[Saved entries]
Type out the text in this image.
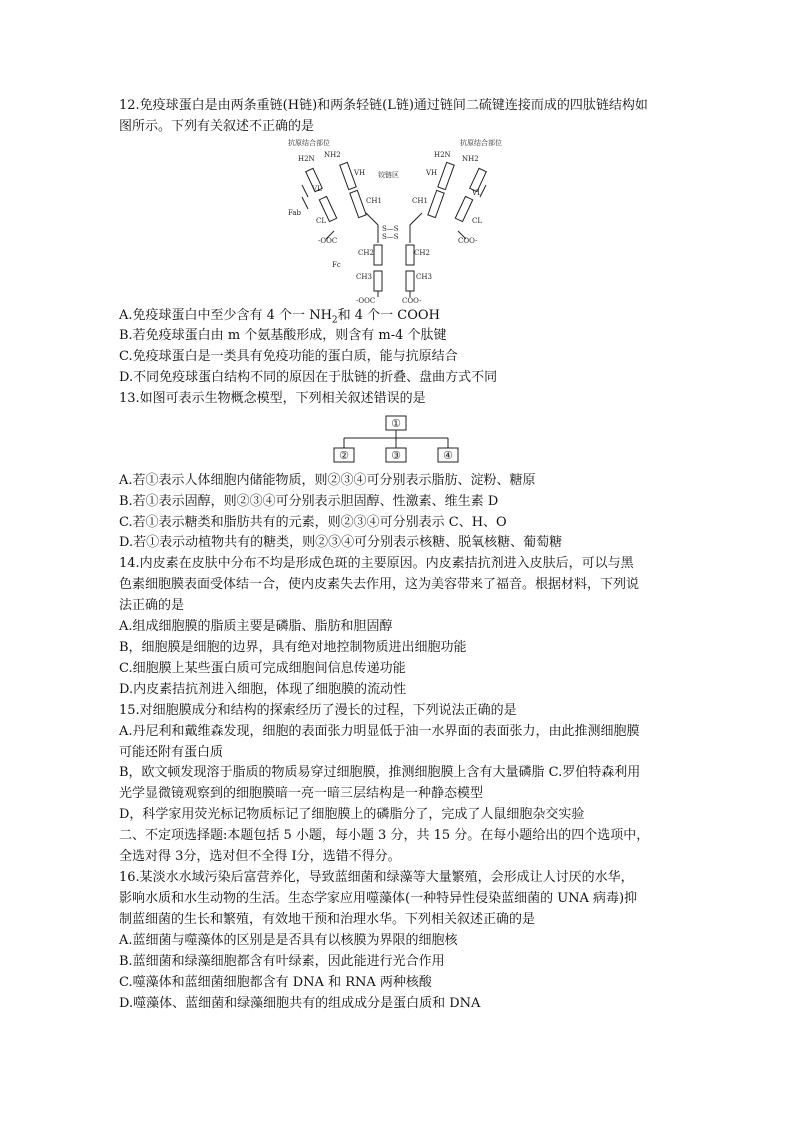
12.免疫球蛋白是由两条重链(H链)和两条轻链(L链)通过链间二硫键连接而成的四肽链结构如
图所示。下列有关叙述不正确的是
抗原结合部位	抗原结合部位
铰链区
Fab
Fc
H2N NH2	H2N NH2
VH
VL
VH
VL
CL	CL
CH1	CH1
CH2	CH2
CH3	CH3
S—S
S—S
-OOC	COO-
-OOC	COO-
A.免疫球蛋白中至少含有 4 个一 $NH_2$和 4 个一 COOH
B.若免疫球蛋白由 m 个氨基酸形成，则含有 m-4 个肽键
C.免疫球蛋白是一类具有免疫功能的蛋白质，能与抗原结合
D.不同免疫球蛋白结构不同的原因在于肽链的折叠、盘曲方式不同
13.如图可表示生物概念模型，下列相关叙述错误的是
①
②	③	④
A.若①表示人体细胞内储能物质，则②③④可分别表示脂肪、淀粉、糖原
B.若①表示固醇，则②③④可分别表示胆固醇、性激素、维生素 D
C.若①表示糖类和脂肪共有的元素，则②③④可分别表示 C、H、O
D.若①表示动植物共有的糖类，则②③④可分别表示核糖、脱氧核糖、葡萄糖
14.内皮素在皮肤中分布不均是形成色斑的主要原因。内皮素拮抗剂进入皮肤后，可以与黑
色素细胞膜表面受体结一合，使内皮素失去作用，这为美容带来了福音。根据材料，下列说
法正确的是
A.组成细胞膜的脂质主要是磷脂、脂肪和胆固醇
B，细胞膜是细胞的边界，具有绝对地控制物质进出细胞功能
C.细胞膜上某些蛋白质可完成细胞间信息传递功能
D.内皮素拮抗剂进入细胞，体现了细胞膜的流动性
15.对细胞膜成分和结构的探索经历了漫长的过程，下列说法正确的是
A.丹尼利和戴维森发现，细胞的表面张力明显低于油一水界面的表面张力，由此推测细胞膜
可能还附有蛋白质
B，欧文顿发现溶于脂质的物质易穿过细胞膜，推测细胞膜上含有大量磷脂 C.罗伯特森利用
光学显微镜观察到的细胞膜暗一亮一暗三层结构是一种静态模型
D，科学家用荧光标记物质标记了细胞膜上的磷脂分了，完成了人鼠细胞杂交实验
二、不定项选择题:本题包括 5 小题，每小题 3 分，共 15 分。在每小题给出的四个选项中，
全选对得 3分，选对但不全得 I分，选错不得分。
16.某淡水水域污染后富营养化，导致蓝细菌和绿藻等大量繁殖，会形成让人讨厌的水华，
影响水质和水生动物的生活。生态学家应用噬藻体(一种特异性侵染蓝细菌的 UNA 病毒)抑
制蓝细菌的生长和繁殖，有效地干预和治理水华。下列相关叙述正确的是
A.蓝细菌与噬藻体的区别是是否具有以核膜为界限的细胞核
B.蓝细菌和绿藻细胞都含有叶绿素，因此能进行光合作用
C.噬藻体和蓝细菌细胞都含有 DNA 和 RNA 两种核酸
D.噬藻体、蓝细菌和绿藻细胞共有的组成成分是蛋白质和 DNA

Stated goal
Exactly reproduce the entries above, minus the pictures.

Complete response
Type out the text in this image.
12.免疫球蛋白是由两条重链(H链)和两条轻链(L链)通过链间二硫键连接而成的四肽链结构如
图所示。下列有关叙述不正确的是
抗原结合部位	抗原结合部位
铰链区
Fab
Fc
H2N NH2	H2N NH2
VH
VL
VH
VL
CL	CL
CH1	CH1
CH2	CH2
CH3	CH3
S—S
S—S
-OOC	COO-
-OOC	COO-
A.免疫球蛋白中至少含有 4 个一 $NH_2$和 4 个一 COOH
B.若免疫球蛋白由 m 个氨基酸形成，则含有 m-4 个肽键
C.免疫球蛋白是一类具有免疫功能的蛋白质，能与抗原结合
D.不同免疫球蛋白结构不同的原因在于肽链的折叠、盘曲方式不同
13.如图可表示生物概念模型，下列相关叙述错误的是
①
②	③	④
A.若①表示人体细胞内储能物质，则②③④可分别表示脂肪、淀粉、糖原
B.若①表示固醇，则②③④可分别表示胆固醇、性激素、维生素 D
C.若①表示糖类和脂肪共有的元素，则②③④可分别表示 C、H、O
D.若①表示动植物共有的糖类，则②③④可分别表示核糖、脱氧核糖、葡萄糖
14.内皮素在皮肤中分布不均是形成色斑的主要原因。内皮素拮抗剂进入皮肤后，可以与黑
色素细胞膜表面受体结一合，使内皮素失去作用，这为美容带来了福音。根据材料，下列说
法正确的是
A.组成细胞膜的脂质主要是磷脂、脂肪和胆固醇
B，细胞膜是细胞的边界，具有绝对地控制物质进出细胞功能
C.细胞膜上某些蛋白质可完成细胞间信息传递功能
D.内皮素拮抗剂进入细胞，体现了细胞膜的流动性
15.对细胞膜成分和结构的探索经历了漫长的过程，下列说法正确的是
A.丹尼利和戴维森发现，细胞的表面张力明显低于油一水界面的表面张力，由此推测细胞膜
可能还附有蛋白质
B，欧文顿发现溶于脂质的物质易穿过细胞膜，推测细胞膜上含有大量磷脂 C.罗伯特森利用
光学显微镜观察到的细胞膜暗一亮一暗三层结构是一种静态模型
D，科学家用荧光标记物质标记了细胞膜上的磷脂分了，完成了人鼠细胞杂交实验
二、不定项选择题:本题包括 5 小题，每小题 3 分，共 15 分。在每小题给出的四个选项中，
全选对得 3分，选对但不全得 I分，选错不得分。
16.某淡水水域污染后富营养化，导致蓝细菌和绿藻等大量繁殖，会形成让人讨厌的水华，
影响水质和水生动物的生活。生态学家应用噬藻体(一种特异性侵染蓝细菌的 UNA 病毒)抑
制蓝细菌的生长和繁殖，有效地干预和治理水华。下列相关叙述正确的是
A.蓝细菌与噬藻体的区别是是否具有以核膜为界限的细胞核
B.蓝细菌和绿藻细胞都含有叶绿素，因此能进行光合作用
C.噬藻体和蓝细菌细胞都含有 DNA 和 RNA 两种核酸
D.噬藻体、蓝细菌和绿藻细胞共有的组成成分是蛋白质和 DNA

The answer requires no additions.